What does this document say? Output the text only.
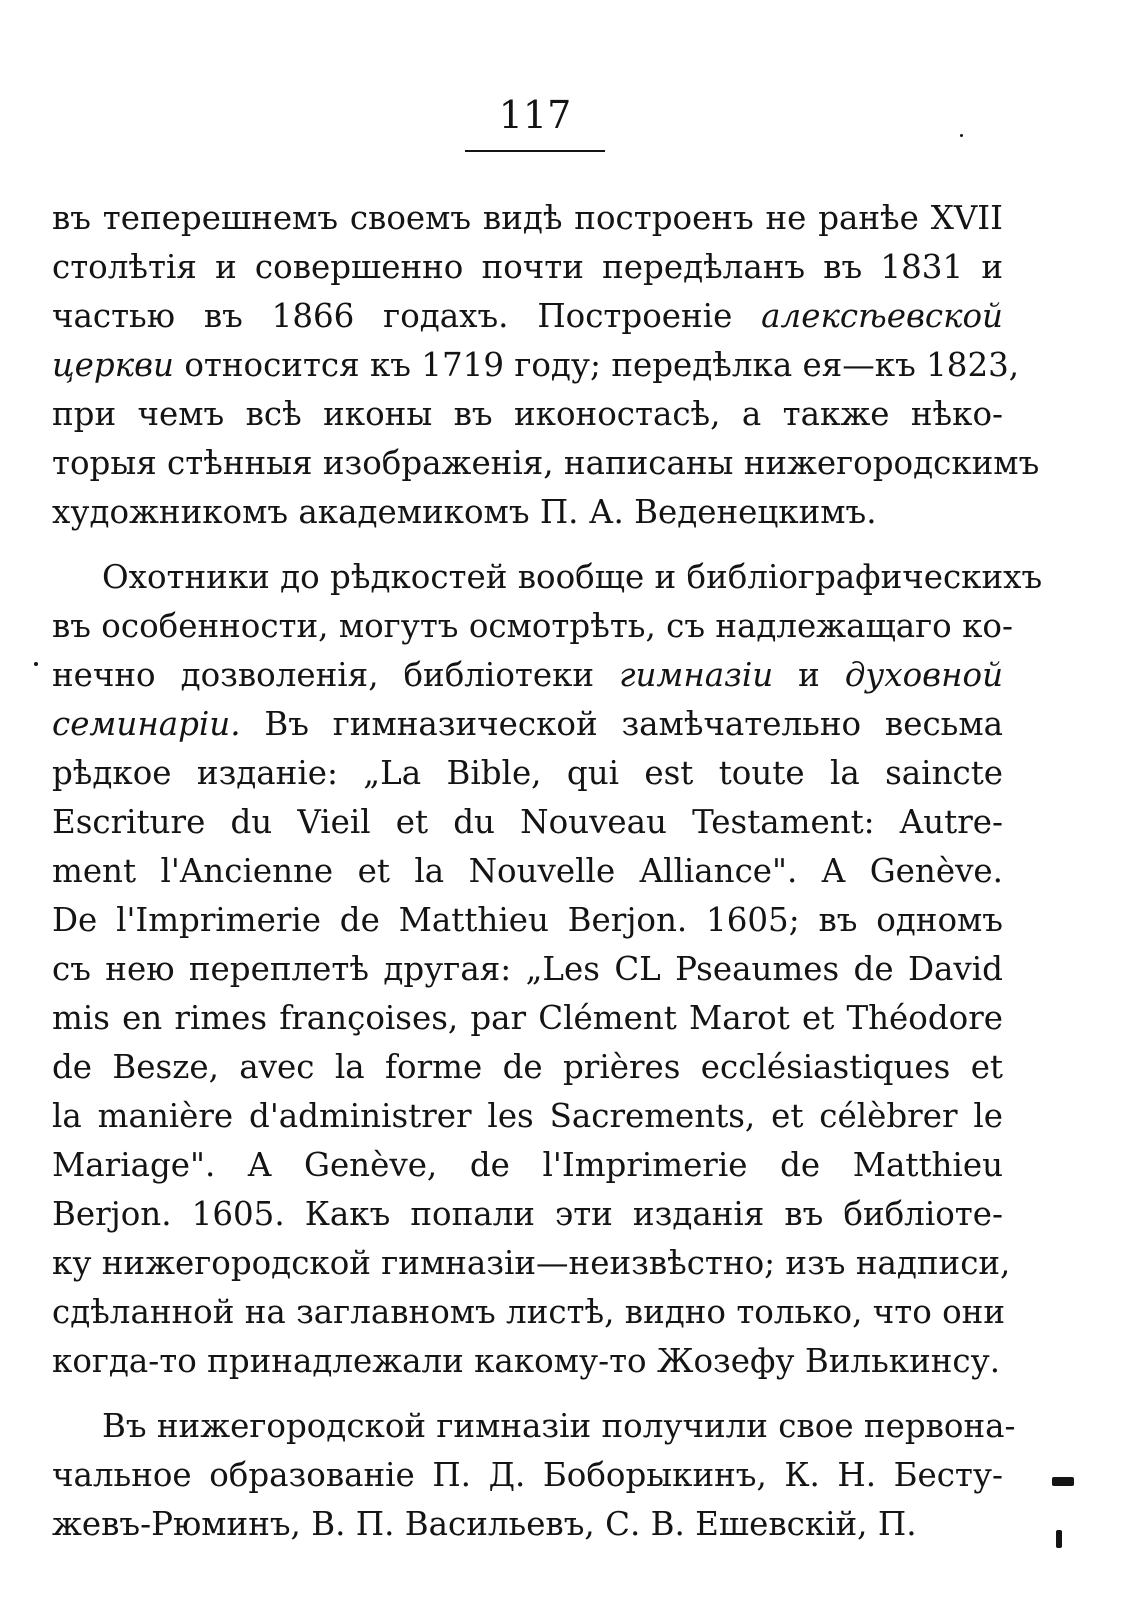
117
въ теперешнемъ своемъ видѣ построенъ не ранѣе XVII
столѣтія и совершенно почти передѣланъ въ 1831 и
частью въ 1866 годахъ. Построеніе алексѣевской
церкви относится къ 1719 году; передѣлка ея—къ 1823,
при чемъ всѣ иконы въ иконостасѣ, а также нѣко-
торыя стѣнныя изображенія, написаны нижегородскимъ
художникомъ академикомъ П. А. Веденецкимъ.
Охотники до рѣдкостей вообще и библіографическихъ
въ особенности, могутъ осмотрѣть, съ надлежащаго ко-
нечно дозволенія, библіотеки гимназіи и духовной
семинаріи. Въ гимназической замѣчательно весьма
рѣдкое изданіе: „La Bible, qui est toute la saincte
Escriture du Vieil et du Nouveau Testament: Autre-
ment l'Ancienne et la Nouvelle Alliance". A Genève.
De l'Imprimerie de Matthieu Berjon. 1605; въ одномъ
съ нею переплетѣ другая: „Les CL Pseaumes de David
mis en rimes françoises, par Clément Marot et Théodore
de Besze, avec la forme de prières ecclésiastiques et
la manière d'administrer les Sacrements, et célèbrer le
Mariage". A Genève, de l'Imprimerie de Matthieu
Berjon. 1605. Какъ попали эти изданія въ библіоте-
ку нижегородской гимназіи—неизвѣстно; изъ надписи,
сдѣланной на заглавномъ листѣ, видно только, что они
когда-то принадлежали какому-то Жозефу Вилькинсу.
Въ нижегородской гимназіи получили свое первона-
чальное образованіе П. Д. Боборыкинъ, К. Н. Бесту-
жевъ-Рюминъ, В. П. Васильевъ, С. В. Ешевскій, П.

# # # # # # #

**Work to complete**
Give only the number of lines that include the word "Genève".

**Task answer**
2